§ Objective:
Reproduce each line of the listing exactly.

§ Listed records:
_ _ _ _ _
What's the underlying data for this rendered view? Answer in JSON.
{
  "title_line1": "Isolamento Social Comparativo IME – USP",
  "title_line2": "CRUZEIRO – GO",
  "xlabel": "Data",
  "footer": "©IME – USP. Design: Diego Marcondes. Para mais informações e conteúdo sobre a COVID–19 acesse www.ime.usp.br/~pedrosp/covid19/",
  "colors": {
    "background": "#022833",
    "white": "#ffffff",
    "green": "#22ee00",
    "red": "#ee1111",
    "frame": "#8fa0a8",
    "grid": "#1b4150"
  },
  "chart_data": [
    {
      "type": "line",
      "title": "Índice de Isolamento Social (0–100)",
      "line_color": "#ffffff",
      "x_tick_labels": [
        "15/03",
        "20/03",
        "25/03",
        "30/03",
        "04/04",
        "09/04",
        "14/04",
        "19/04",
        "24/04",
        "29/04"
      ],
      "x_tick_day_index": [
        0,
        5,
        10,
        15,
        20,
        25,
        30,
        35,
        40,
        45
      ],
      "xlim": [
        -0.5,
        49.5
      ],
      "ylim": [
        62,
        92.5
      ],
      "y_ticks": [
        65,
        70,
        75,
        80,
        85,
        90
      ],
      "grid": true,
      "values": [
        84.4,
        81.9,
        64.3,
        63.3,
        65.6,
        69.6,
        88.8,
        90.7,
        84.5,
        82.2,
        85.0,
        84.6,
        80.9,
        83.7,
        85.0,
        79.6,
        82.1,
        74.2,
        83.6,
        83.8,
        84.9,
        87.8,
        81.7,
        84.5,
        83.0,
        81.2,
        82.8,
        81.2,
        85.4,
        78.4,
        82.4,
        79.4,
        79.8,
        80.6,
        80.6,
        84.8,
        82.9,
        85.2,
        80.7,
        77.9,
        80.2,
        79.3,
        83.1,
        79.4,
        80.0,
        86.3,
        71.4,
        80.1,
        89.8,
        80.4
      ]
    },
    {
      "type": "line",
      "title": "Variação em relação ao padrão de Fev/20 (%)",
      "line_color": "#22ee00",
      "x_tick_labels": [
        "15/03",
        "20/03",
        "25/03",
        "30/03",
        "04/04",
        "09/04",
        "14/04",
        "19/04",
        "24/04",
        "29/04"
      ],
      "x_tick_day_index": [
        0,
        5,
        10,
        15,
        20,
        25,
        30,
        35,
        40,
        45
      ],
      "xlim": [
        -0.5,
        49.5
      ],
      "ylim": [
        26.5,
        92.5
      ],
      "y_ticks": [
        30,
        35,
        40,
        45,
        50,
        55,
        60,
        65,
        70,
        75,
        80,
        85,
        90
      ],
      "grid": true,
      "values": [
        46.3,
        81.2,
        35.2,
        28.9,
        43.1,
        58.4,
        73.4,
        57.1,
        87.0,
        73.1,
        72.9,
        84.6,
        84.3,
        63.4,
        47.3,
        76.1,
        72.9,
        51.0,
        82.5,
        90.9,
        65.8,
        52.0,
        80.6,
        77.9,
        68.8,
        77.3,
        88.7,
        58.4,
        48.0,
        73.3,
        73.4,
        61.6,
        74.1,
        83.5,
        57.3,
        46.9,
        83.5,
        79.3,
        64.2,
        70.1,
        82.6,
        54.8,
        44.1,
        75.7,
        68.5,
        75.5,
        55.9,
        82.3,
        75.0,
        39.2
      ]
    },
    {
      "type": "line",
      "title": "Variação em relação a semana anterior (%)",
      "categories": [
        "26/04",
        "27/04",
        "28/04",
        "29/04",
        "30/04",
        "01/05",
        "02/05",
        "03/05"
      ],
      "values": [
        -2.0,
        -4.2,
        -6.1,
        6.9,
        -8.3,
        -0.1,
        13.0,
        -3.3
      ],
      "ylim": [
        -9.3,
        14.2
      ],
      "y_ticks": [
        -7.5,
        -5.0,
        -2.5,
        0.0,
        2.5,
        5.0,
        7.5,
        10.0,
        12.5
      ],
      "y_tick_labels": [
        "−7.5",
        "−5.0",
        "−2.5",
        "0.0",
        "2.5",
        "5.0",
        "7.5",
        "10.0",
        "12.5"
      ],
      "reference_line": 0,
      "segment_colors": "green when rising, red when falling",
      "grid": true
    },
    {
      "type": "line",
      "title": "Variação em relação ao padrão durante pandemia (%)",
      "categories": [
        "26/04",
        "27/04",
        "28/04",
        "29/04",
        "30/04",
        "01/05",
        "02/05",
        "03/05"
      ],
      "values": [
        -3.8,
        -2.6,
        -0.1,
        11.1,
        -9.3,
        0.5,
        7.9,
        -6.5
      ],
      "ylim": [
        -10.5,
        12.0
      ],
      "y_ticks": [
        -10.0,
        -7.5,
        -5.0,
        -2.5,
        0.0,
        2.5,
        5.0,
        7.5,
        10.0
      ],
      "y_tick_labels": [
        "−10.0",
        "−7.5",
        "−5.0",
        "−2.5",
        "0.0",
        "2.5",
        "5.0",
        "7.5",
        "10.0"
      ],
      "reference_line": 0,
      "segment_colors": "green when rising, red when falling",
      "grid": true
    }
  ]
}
_ _ _ _ _
§ Task solution:
What's the underlying data for this rendered view? Answer in JSON.
{
  "title_line1": "Isolamento Social Comparativo IME – USP",
  "title_line2": "CRUZEIRO – GO",
  "xlabel": "Data",
  "footer": "©IME – USP. Design: Diego Marcondes. Para mais informações e conteúdo sobre a COVID–19 acesse www.ime.usp.br/~pedrosp/covid19/",
  "colors": {
    "background": "#022833",
    "white": "#ffffff",
    "green": "#22ee00",
    "red": "#ee1111",
    "frame": "#8fa0a8",
    "grid": "#1b4150"
  },
  "chart_data": [
    {
      "type": "line",
      "title": "Índice de Isolamento Social (0–100)",
      "line_color": "#ffffff",
      "x_tick_labels": [
        "15/03",
        "20/03",
        "25/03",
        "30/03",
        "04/04",
        "09/04",
        "14/04",
        "19/04",
        "24/04",
        "29/04"
      ],
      "x_tick_day_index": [
        0,
        5,
        10,
        15,
        20,
        25,
        30,
        35,
        40,
        45
      ],
      "xlim": [
        -0.5,
        49.5
      ],
      "ylim": [
        62,
        92.5
      ],
      "y_ticks": [
        65,
        70,
        75,
        80,
        85,
        90
      ],
      "grid": true,
      "values": [
        84.4,
        81.9,
        64.3,
        63.3,
        65.6,
        69.6,
        88.8,
        90.7,
        84.5,
        82.2,
        85.0,
        84.6,
        80.9,
        83.7,
        85.0,
        79.6,
        82.1,
        74.2,
        83.6,
        83.8,
        84.9,
        87.8,
        81.7,
        84.5,
        83.0,
        81.2,
        82.8,
        81.2,
        85.4,
        78.4,
        82.4,
        79.4,
        79.8,
        80.6,
        80.6,
        84.8,
        82.9,
        85.2,
        80.7,
        77.9,
        80.2,
        79.3,
        83.1,
        79.4,
        80.0,
        86.3,
        71.4,
        80.1,
        89.8,
        80.4
      ]
    },
    {
      "type": "line",
      "title": "Variação em relação ao padrão de Fev/20 (%)",
      "line_color": "#22ee00",
      "x_tick_labels": [
        "15/03",
        "20/03",
        "25/03",
        "30/03",
        "04/04",
        "09/04",
        "14/04",
        "19/04",
        "24/04",
        "29/04"
      ],
      "x_tick_day_index": [
        0,
        5,
        10,
        15,
        20,
        25,
        30,
        35,
        40,
        45
      ],
      "xlim": [
        -0.5,
        49.5
      ],
      "ylim": [
        26.5,
        92.5
      ],
      "y_ticks": [
        30,
        35,
        40,
        45,
        50,
        55,
        60,
        65,
        70,
        75,
        80,
        85,
        90
      ],
      "grid": true,
      "values": [
        46.3,
        81.2,
        35.2,
        28.9,
        43.1,
        58.4,
        73.4,
        57.1,
        87.0,
        73.1,
        72.9,
        84.6,
        84.3,
        63.4,
        47.3,
        76.1,
        72.9,
        51.0,
        82.5,
        90.9,
        65.8,
        52.0,
        80.6,
        77.9,
        68.8,
        77.3,
        88.7,
        58.4,
        48.0,
        73.3,
        73.4,
        61.6,
        74.1,
        83.5,
        57.3,
        46.9,
        83.5,
        79.3,
        64.2,
        70.1,
        82.6,
        54.8,
        44.1,
        75.7,
        68.5,
        75.5,
        55.9,
        82.3,
        75.0,
        39.2
      ]
    },
    {
      "type": "line",
      "title": "Variação em relação a semana anterior (%)",
      "categories": [
        "26/04",
        "27/04",
        "28/04",
        "29/04",
        "30/04",
        "01/05",
        "02/05",
        "03/05"
      ],
      "values": [
        -2.0,
        -4.2,
        -6.1,
        6.9,
        -8.3,
        -0.1,
        13.0,
        -3.3
      ],
      "ylim": [
        -9.3,
        14.2
      ],
      "y_ticks": [
        -7.5,
        -5.0,
        -2.5,
        0.0,
        2.5,
        5.0,
        7.5,
        10.0,
        12.5
      ],
      "y_tick_labels": [
        "−7.5",
        "−5.0",
        "−2.5",
        "0.0",
        "2.5",
        "5.0",
        "7.5",
        "10.0",
        "12.5"
      ],
      "reference_line": 0,
      "segment_colors": "green when rising, red when falling",
      "grid": true
    },
    {
      "type": "line",
      "title": "Variação em relação ao padrão durante pandemia (%)",
      "categories": [
        "26/04",
        "27/04",
        "28/04",
        "29/04",
        "30/04",
        "01/05",
        "02/05",
        "03/05"
      ],
      "values": [
        -3.8,
        -2.6,
        -0.1,
        11.1,
        -9.3,
        0.5,
        7.9,
        -6.5
      ],
      "ylim": [
        -10.5,
        12.0
      ],
      "y_ticks": [
        -10.0,
        -7.5,
        -5.0,
        -2.5,
        0.0,
        2.5,
        5.0,
        7.5,
        10.0
      ],
      "y_tick_labels": [
        "−10.0",
        "−7.5",
        "−5.0",
        "−2.5",
        "0.0",
        "2.5",
        "5.0",
        "7.5",
        "10.0"
      ],
      "reference_line": 0,
      "segment_colors": "green when rising, red when falling",
      "grid": true
    }
  ]
}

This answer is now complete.